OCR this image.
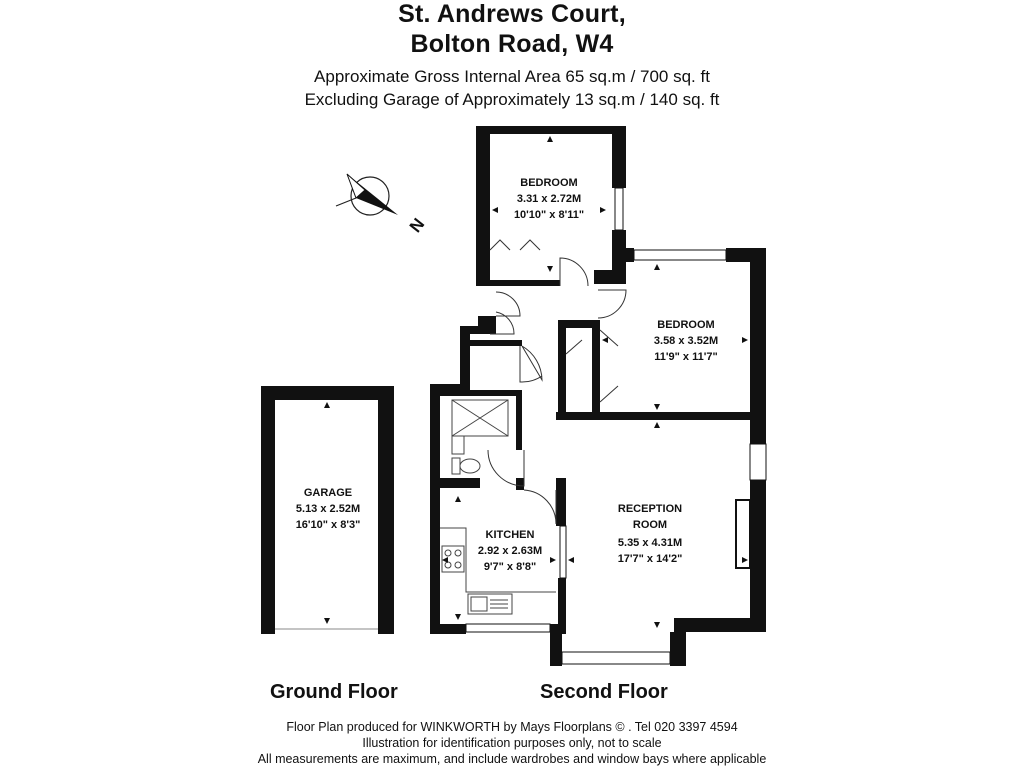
St. Andrews Court,
Bolton Road, W4
Approximate Gross Internal Area 65 sq.m / 700 sq. ft
Excluding Garage of Approximately 13 sq.m / 140 sq. ft
N
BEDROOM
3.31 x 2.72M
10'10" x 8'11"
BEDROOM
3.58 x 3.52M
11'9" x 11'7"
RECEPTION
ROOM
5.35 x 4.31M
17'7" x 14'2"
KITCHEN
2.92 x 2.63M
9'7" x 8'8"
GARAGE
5.13 x 2.52M
16'10" x 8'3"
Ground Floor	Second Floor
Floor Plan produced for WINKWORTH by Mays Floorplans © . Tel 020 3397 4594
Illustration for identification purposes only, not to scale
All measurements are maximum, and include wardrobes and window bays where applicable
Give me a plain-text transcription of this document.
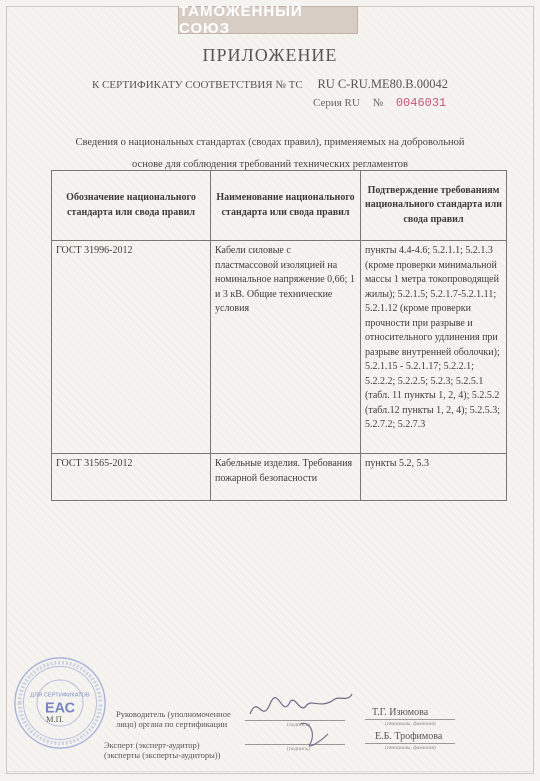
ТАМОЖЕННЫЙ СОЮЗ
ПРИЛОЖЕНИЕ
К СЕРТИФИКАТУ СООТВЕТСТВИЯ № ТС RU C-RU.МЕ80.В.00042
Серия RU № 0046031
Сведения о национальных стандартах (сводах правил), применяемых на добровольной
основе для соблюдения требований технических регламентов
Обозначение национального стандарта или свода правил	Наименование национального стандарта или свода правил	Подтверждение требованиям национального стандарта или свода правил
ГОСТ 31996-2012	Кабели силовые с пластмассовой изоляцией на номинальное напряжение 0,66; 1 и 3 кВ. Общие технические условия	пункты 4.4-4.6; 5.2.1.1; 5.2.1.3 (кроме проверки минимальной массы 1 метра токопроводящей жилы); 5.2.1.5; 5.2.1.7-5.2.1.11; 5.2.1.12 (кроме проверки прочности при разрыве и относительного удлинения при разрыве внутренней оболочки); 5.2.1.15 - 5.2.1.17; 5.2.2.1; 5.2.2.2; 5.2.2.5; 5.2.3; 5.2.5.1 (табл. 11 пункты 1, 2, 4); 5.2.5.2 (табл.12 пункты 1, 2, 4); 5.2.5.3; 5.2.7.2; 5.2.7.3
ГОСТ 31565-2012	Кабельные изделия. Требования пожарной безопасности	пункты 5.2, 5.3
ДЛЯ СЕРТИФИКАТОВ
ЕАС
М.П.	Руководитель (уполномоченное
лицо) органа по сертификации
Эксперт (эксперт-аудитор)
(эксперты (эксперты-аудиторы))
(подпись)
(подпись)
Т.Г. Изюмова
(инициалы, фамилия)
Е.Б. Трофимова
(инициалы, фамилия)
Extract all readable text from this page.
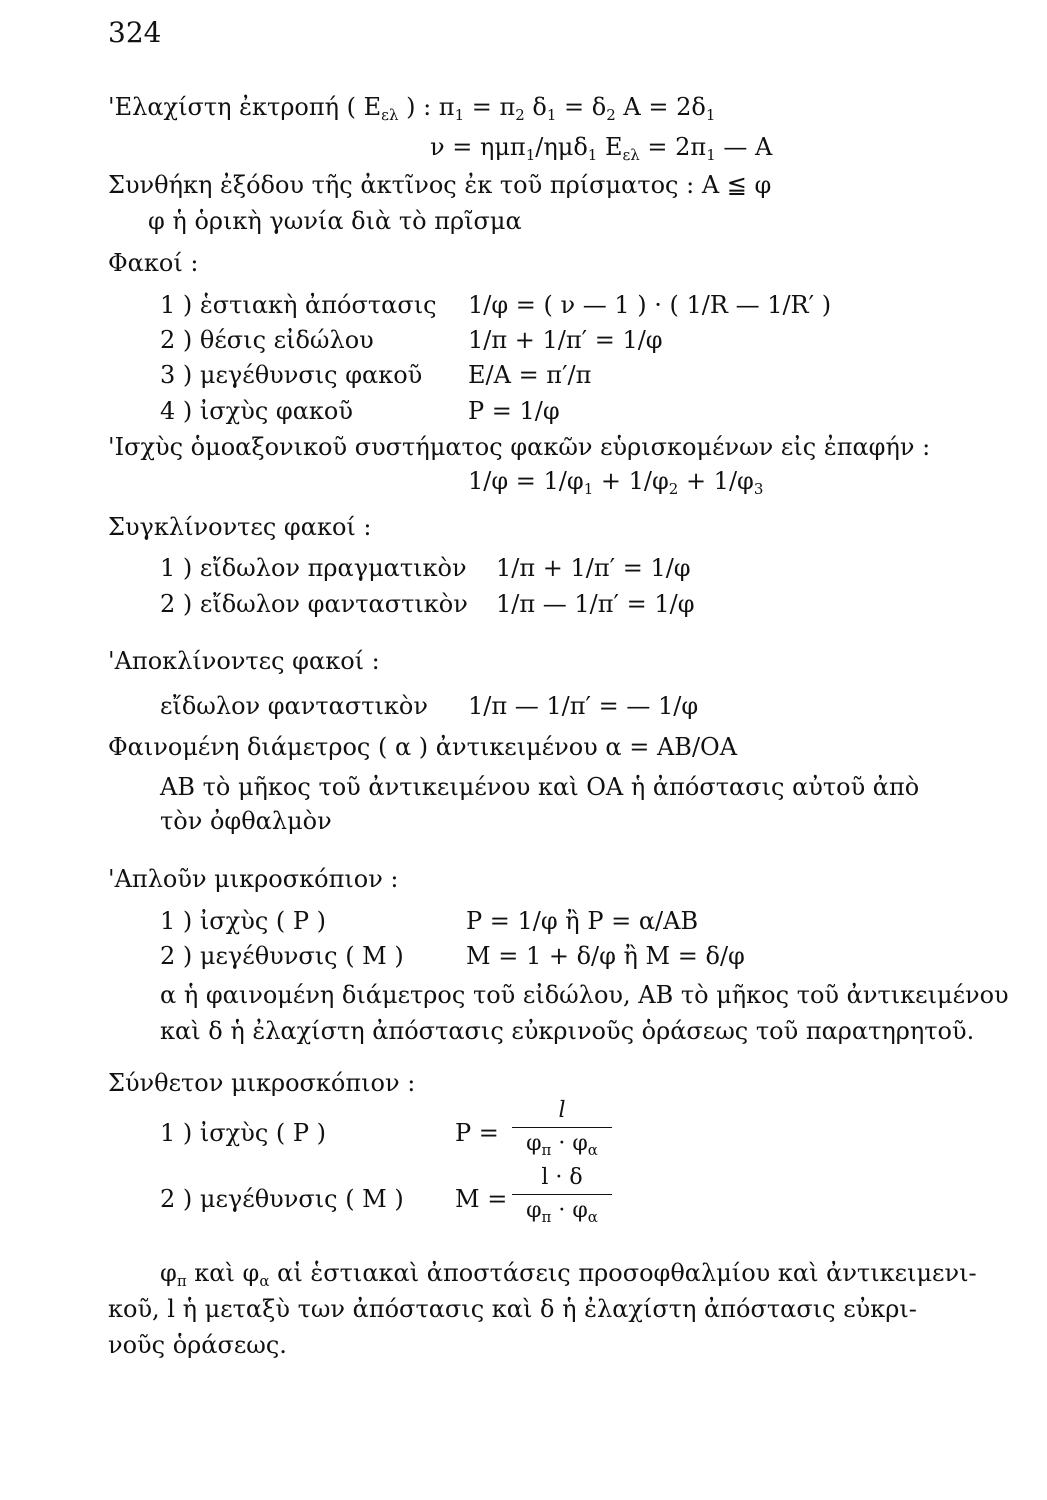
324
'Ελαχίστη ἐκτροπή ( $E_{\varepsilon\lambda}$ ) : $\pi_1 = \pi_2$ $\delta_1 = \delta_2$ $A = 2\delta_1$
ν = ημπ$_1$/ημδ$_1$ $E_{\varepsilon\lambda} = 2\pi_1$ — A
Συνθήκη ἐξόδου τῆς ἀκτῖνος ἐκ τοῦ πρίσματος : A ≦ φ
φ ἡ ὁρικὴ γωνία διὰ τὸ πρῖσμα
Φακοί :
1 ) ἑστιακὴ ἀπόστασις 1/φ = ( ν — 1 ) · ( 1/R — 1/R′ )
2 ) θέσις εἰδώλου	1/π + 1/π′ = 1/φ
3 ) μεγέθυνσις φακοῦ E/A = π′/π
4 ) ἰσχὺς φακοῦ	P = 1/φ
'Ισχὺς ὁμοαξονικοῦ συστήματος φακῶν εὑρισκομένων εἰς ἐπαφήν :
$1/\varphi = 1/\varphi_1 + 1/\varphi_2 + 1/\varphi_3$
Συγκλίνοντες φακοί :
1 ) εἴδωλον πραγματικὸν 1/π + 1/π′ = 1/φ
2 ) εἴδωλον φανταστικὸν 1/π — 1/π′ = 1/φ
'Αποκλίνοντες φακοί :
εἴδωλον φανταστικὸν 1/π — 1/π′ = — 1/φ
Φαινομένη διάμετρος ( α ) ἀντικειμένου α = AB/OA
AB τὸ μῆκος τοῦ ἀντικειμένου καὶ OA ἡ ἀπόστασις αὐτοῦ ἀπὸ
τὸν ὀφθαλμὸν
'Απλοῦν μικροσκόπιον :
1 ) ἰσχὺς ( P )	P = 1/φ ἢ P = α/AB
2 ) μεγέθυνσις ( M )	M = 1 + δ/φ ἢ M = δ/φ
α ἡ φαινομένη διάμετρος τοῦ εἰδώλου, AB τὸ μῆκος τοῦ ἀντικειμένου
καὶ δ ἡ ἐλαχίστη ἀπόστασις εὐκρινοῦς ὁράσεως τοῦ παρατηρητοῦ.
Σύνθετον μικροσκόπιον :
1 ) ἰσχὺς ( P )	P =
l
$\varphi_\pi \cdot \varphi_\alpha$
2 ) μεγέθυνσις ( M ) M =
l · δ
$\varphi_\pi \cdot \varphi_\alpha$
$\varphi_\pi$ καὶ $\varphi_\alpha$ αἱ ἑστιακαὶ ἀποστάσεις προσοφθαλμίου καὶ ἀντικειμενι-
κοῦ, l ἡ μεταξὺ των ἀπόστασις καὶ δ ἡ ἐλαχίστη ἀπόστασις εὐκρι-
νοῦς ὁράσεως.
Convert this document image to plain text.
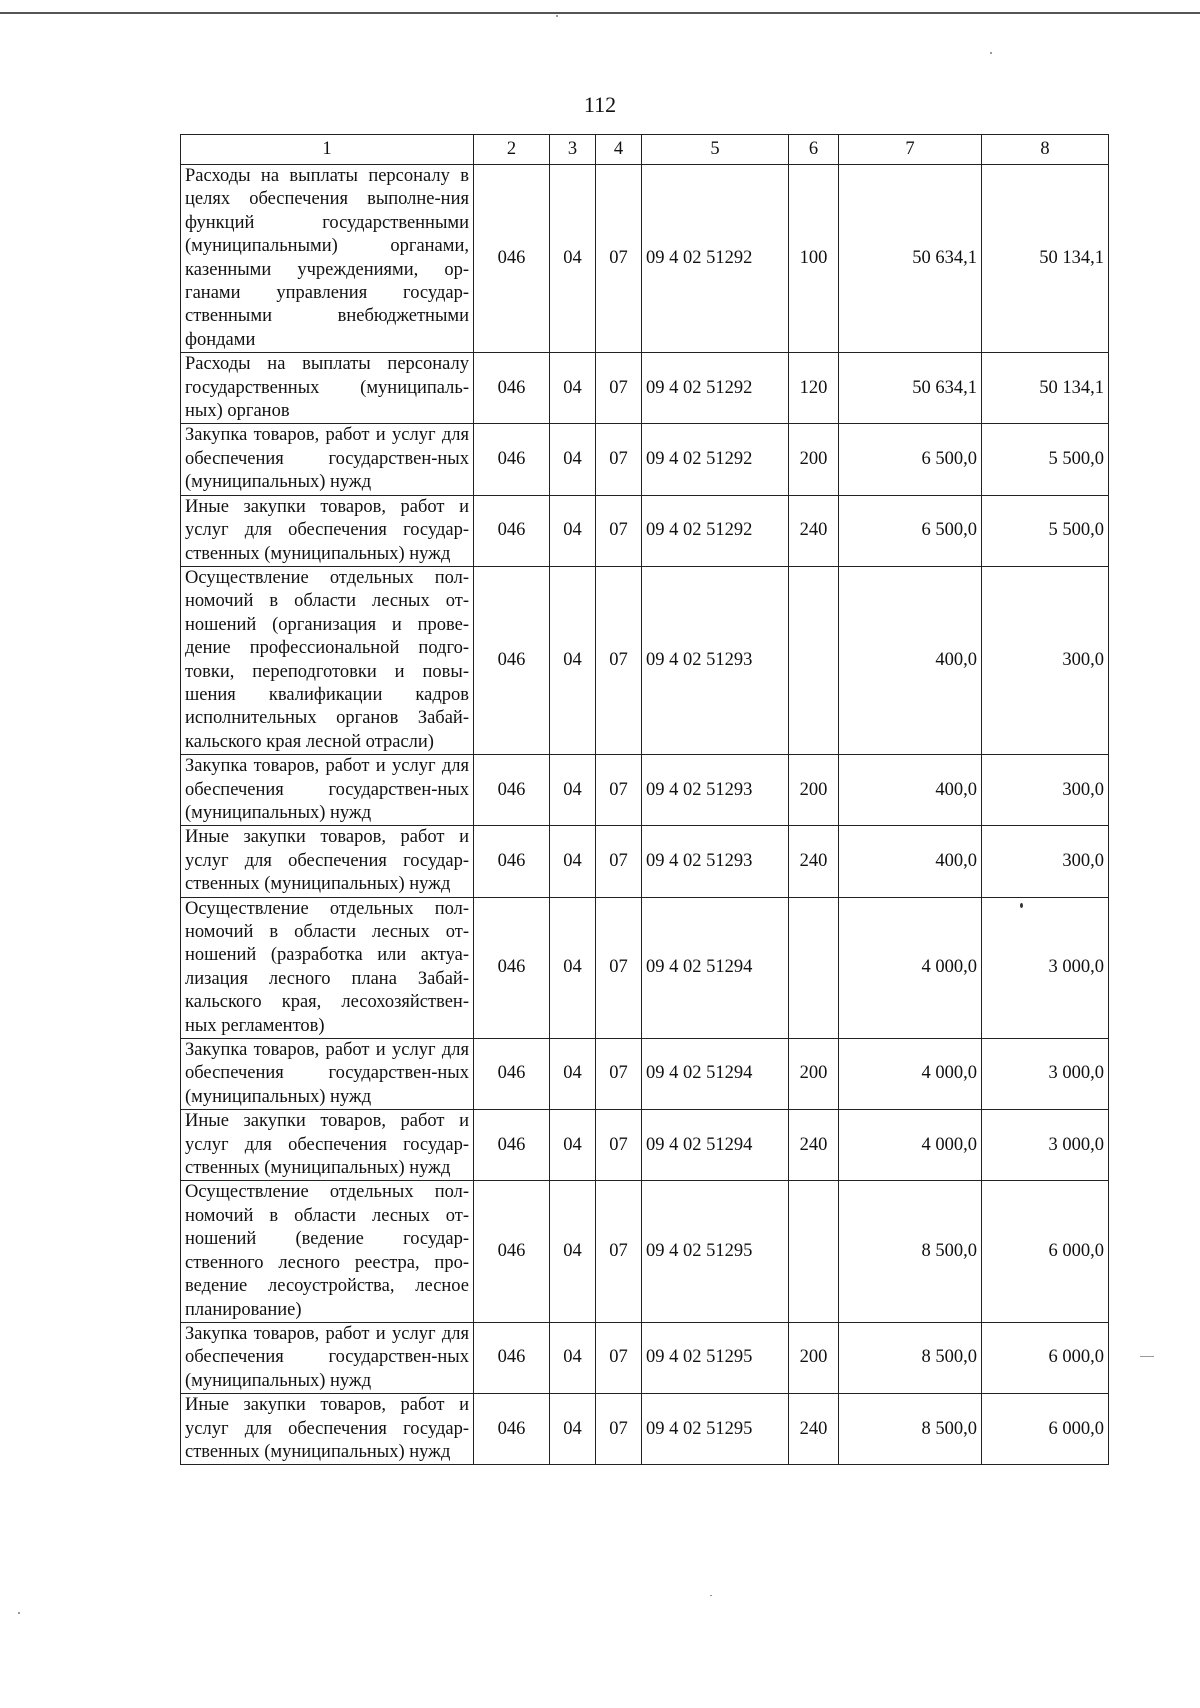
112
1	2	3	4	5	6	7	8
Расходы на выплаты персоналу в целях обеспечения выполне-ния функций государственными (муниципальными) органами, казенными учреждениями, ор-ганами управления государ-ственными внебюджетными фондами	046	04	07	09 4 02 51292	100	50 634,1	50 134,1
Расходы на выплаты персоналу государственных (муниципаль-ных) органов	046	04	07	09 4 02 51292	120	50 634,1	50 134,1
Закупка товаров, работ и услуг для обеспечения государствен-ных (муниципальных) нужд	046	04	07	09 4 02 51292	200	6 500,0	5 500,0
Иные закупки товаров, работ и услуг для обеспечения государ-ственных (муниципальных) нужд	046	04	07	09 4 02 51292	240	6 500,0	5 500,0
Осуществление отдельных пол-номочий в области лесных от-ношений (организация и прове-дение профессиональной подго-товки, переподготовки и повы-шения квалификации кадров исполнительных органов Забай-кальского края лесной отрасли)	046	04	07	09 4 02 51293		400,0	300,0
Закупка товаров, работ и услуг для обеспечения государствен-ных (муниципальных) нужд	046	04	07	09 4 02 51293	200	400,0	300,0
Иные закупки товаров, работ и услуг для обеспечения государ-ственных (муниципальных) нужд	046	04	07	09 4 02 51293	240	400,0	300,0
Осуществление отдельных пол-номочий в области лесных от-ношений (разработка или актуа-лизация лесного плана Забай-кальского края, лесохозяйствен-ных регламентов)	046	04	07	09 4 02 51294		4 000,0	3 000,0
Закупка товаров, работ и услуг для обеспечения государствен-ных (муниципальных) нужд	046	04	07	09 4 02 51294	200	4 000,0	3 000,0
Иные закупки товаров, работ и услуг для обеспечения государ-ственных (муниципальных) нужд	046	04	07	09 4 02 51294	240	4 000,0	3 000,0
Осуществление отдельных пол-номочий в области лесных от-ношений (ведение государ-ственного лесного реестра, про-ведение лесоустройства, лесное планирование)	046	04	07	09 4 02 51295		8 500,0	6 000,0
Закупка товаров, работ и услуг для обеспечения государствен-ных (муниципальных) нужд	046	04	07	09 4 02 51295	200	8 500,0	6 000,0
Иные закупки товаров, работ и услуг для обеспечения государ-ственных (муниципальных) нужд	046	04	07	09 4 02 51295	240	8 500,0	6 000,0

* **Problem description**
Transcribe the records word for word and include no pictures.

* **Final result**
OCR this image.
St. Andrews Court,
Bolton Road, W4
Approximate Gross Internal Area 65 sq.m / 700 sq. ft
Excluding Garage of Approximately 13 sq.m / 140 sq. ft
N
BEDROOM
3.31 x 2.72M
10'10" x 8'11"
BEDROOM
3.58 x 3.52M
11'9" x 11'7"
RECEPTION
ROOM
5.35 x 4.31M
17'7" x 14'2"
KITCHEN
2.92 x 2.63M
9'7" x 8'8"
GARAGE
5.13 x 2.52M
16'10" x 8'3"
Ground Floor	Second Floor
Floor Plan produced for WINKWORTH by Mays Floorplans © . Tel 020 3397 4594
Illustration for identification purposes only, not to scale
All measurements are maximum, and include wardrobes and window bays where applicable
Give me a plain-text transcription of this document.
ТАМОЖЕННЫЙ СОЮЗ
ПРИЛОЖЕНИЕ
К СЕРТИФИКАТУ СООТВЕТСТВИЯ № ТС RU C-RU.МЕ80.В.00042
Серия RU № 0046031
Сведения о национальных стандартах (сводах правил), применяемых на добровольной
основе для соблюдения требований технических регламентов
Обозначение национального стандарта или свода правил	Наименование национального стандарта или свода правил	Подтверждение требованиям национального стандарта или свода правил
ГОСТ 31996-2012	Кабели силовые с пластмассовой изоляцией на номинальное напряжение 0,66; 1 и 3 кВ. Общие технические условия	пункты 4.4-4.6; 5.2.1.1; 5.2.1.3 (кроме проверки минимальной массы 1 метра токопроводящей жилы); 5.2.1.5; 5.2.1.7-5.2.1.11; 5.2.1.12 (кроме проверки прочности при разрыве и относительного удлинения при разрыве внутренней оболочки); 5.2.1.15 - 5.2.1.17; 5.2.2.1; 5.2.2.2; 5.2.2.5; 5.2.3; 5.2.5.1 (табл. 11 пункты 1, 2, 4); 5.2.5.2 (табл.12 пункты 1, 2, 4); 5.2.5.3; 5.2.7.2; 5.2.7.3
ГОСТ 31565-2012	Кабельные изделия. Требования пожарной безопасности	пункты 5.2, 5.3
ДЛЯ СЕРТИФИКАТОВ
ЕАС
М.П.	Руководитель (уполномоченное
лицо) органа по сертификации
Эксперт (эксперт-аудитор)
(эксперты (эксперты-аудиторы))
(подпись)
(подпись)
Т.Г. Изюмова
(инициалы, фамилия)
Е.Б. Трофимова
(инициалы, фамилия)
Extract all readable text from this page.
324
'Ελαχίστη ἐκτροπή ( $E_{\varepsilon\lambda}$ ) : $\pi_1 = \pi_2$ $\delta_1 = \delta_2$ $A = 2\delta_1$
ν = ημπ$_1$/ημδ$_1$ $E_{\varepsilon\lambda} = 2\pi_1$ — A
Συνθήκη ἐξόδου τῆς ἀκτῖνος ἐκ τοῦ πρίσματος : A ≦ φ
φ ἡ ὁρικὴ γωνία διὰ τὸ πρῖσμα
Φακοί :
1 ) ἑστιακὴ ἀπόστασις 1/φ = ( ν — 1 ) · ( 1/R — 1/R′ )
2 ) θέσις εἰδώλου	1/π + 1/π′ = 1/φ
3 ) μεγέθυνσις φακοῦ E/A = π′/π
4 ) ἰσχὺς φακοῦ	P = 1/φ
'Ισχὺς ὁμοαξονικοῦ συστήματος φακῶν εὑρισκομένων εἰς ἐπαφήν :
$1/\varphi = 1/\varphi_1 + 1/\varphi_2 + 1/\varphi_3$
Συγκλίνοντες φακοί :
1 ) εἴδωλον πραγματικὸν 1/π + 1/π′ = 1/φ
2 ) εἴδωλον φανταστικὸν 1/π — 1/π′ = 1/φ
'Αποκλίνοντες φακοί :
εἴδωλον φανταστικὸν 1/π — 1/π′ = — 1/φ
Φαινομένη διάμετρος ( α ) ἀντικειμένου α = AB/OA
AB τὸ μῆκος τοῦ ἀντικειμένου καὶ OA ἡ ἀπόστασις αὐτοῦ ἀπὸ
τὸν ὀφθαλμὸν
'Απλοῦν μικροσκόπιον :
1 ) ἰσχὺς ( P )	P = 1/φ ἢ P = α/AB
2 ) μεγέθυνσις ( M )	M = 1 + δ/φ ἢ M = δ/φ
α ἡ φαινομένη διάμετρος τοῦ εἰδώλου, AB τὸ μῆκος τοῦ ἀντικειμένου
καὶ δ ἡ ἐλαχίστη ἀπόστασις εὐκρινοῦς ὁράσεως τοῦ παρατηρητοῦ.
Σύνθετον μικροσκόπιον :
1 ) ἰσχὺς ( P )	P =
l
$\varphi_\pi \cdot \varphi_\alpha$
2 ) μεγέθυνσις ( M ) M =
l · δ
$\varphi_\pi \cdot \varphi_\alpha$
$\varphi_\pi$ καὶ $\varphi_\alpha$ αἱ ἑστιακαὶ ἀποστάσεις προσοφθαλμίου καὶ ἀντικειμενι-
κοῦ, l ἡ μεταξὺ των ἀπόστασις καὶ δ ἡ ἐλαχίστη ἀπόστασις εὐκρι-
νοῦς ὁράσεως.
Convert this document image to plain text.
112
1	2	3	4	5	6	7	8
Расходы на выплаты персоналу в целях обеспечения выполне-ния функций государственными (муниципальными) органами, казенными учреждениями, ор-ганами управления государ-ственными внебюджетными фондами	046	04	07	09 4 02 51292	100	50 634,1	50 134,1
Расходы на выплаты персоналу государственных (муниципаль-ных) органов	046	04	07	09 4 02 51292	120	50 634,1	50 134,1
Закупка товаров, работ и услуг для обеспечения государствен-ных (муниципальных) нужд	046	04	07	09 4 02 51292	200	6 500,0	5 500,0
Иные закупки товаров, работ и услуг для обеспечения государ-ственных (муниципальных) нужд	046	04	07	09 4 02 51292	240	6 500,0	5 500,0
Осуществление отдельных пол-номочий в области лесных от-ношений (организация и прове-дение профессиональной подго-товки, переподготовки и повы-шения квалификации кадров исполнительных органов Забай-кальского края лесной отрасли)	046	04	07	09 4 02 51293		400,0	300,0
Закупка товаров, работ и услуг для обеспечения государствен-ных (муниципальных) нужд	046	04	07	09 4 02 51293	200	400,0	300,0
Иные закупки товаров, работ и услуг для обеспечения государ-ственных (муниципальных) нужд	046	04	07	09 4 02 51293	240	400,0	300,0
Осуществление отдельных пол-номочий в области лесных от-ношений (разработка или актуа-лизация лесного плана Забай-кальского края, лесохозяйствен-ных регламентов)	046	04	07	09 4 02 51294		4 000,0	3 000,0
Закупка товаров, работ и услуг для обеспечения государствен-ных (муниципальных) нужд	046	04	07	09 4 02 51294	200	4 000,0	3 000,0
Иные закупки товаров, работ и услуг для обеспечения государ-ственных (муниципальных) нужд	046	04	07	09 4 02 51294	240	4 000,0	3 000,0
Осуществление отдельных пол-номочий в области лесных от-ношений (ведение государ-ственного лесного реестра, про-ведение лесоустройства, лесное планирование)	046	04	07	09 4 02 51295		8 500,0	6 000,0
Закупка товаров, работ и услуг для обеспечения государствен-ных (муниципальных) нужд	046	04	07	09 4 02 51295	200	8 500,0	6 000,0
Иные закупки товаров, работ и услуг для обеспечения государ-ственных (муниципальных) нужд	046	04	07	09 4 02 51295	240	8 500,0	6 000,0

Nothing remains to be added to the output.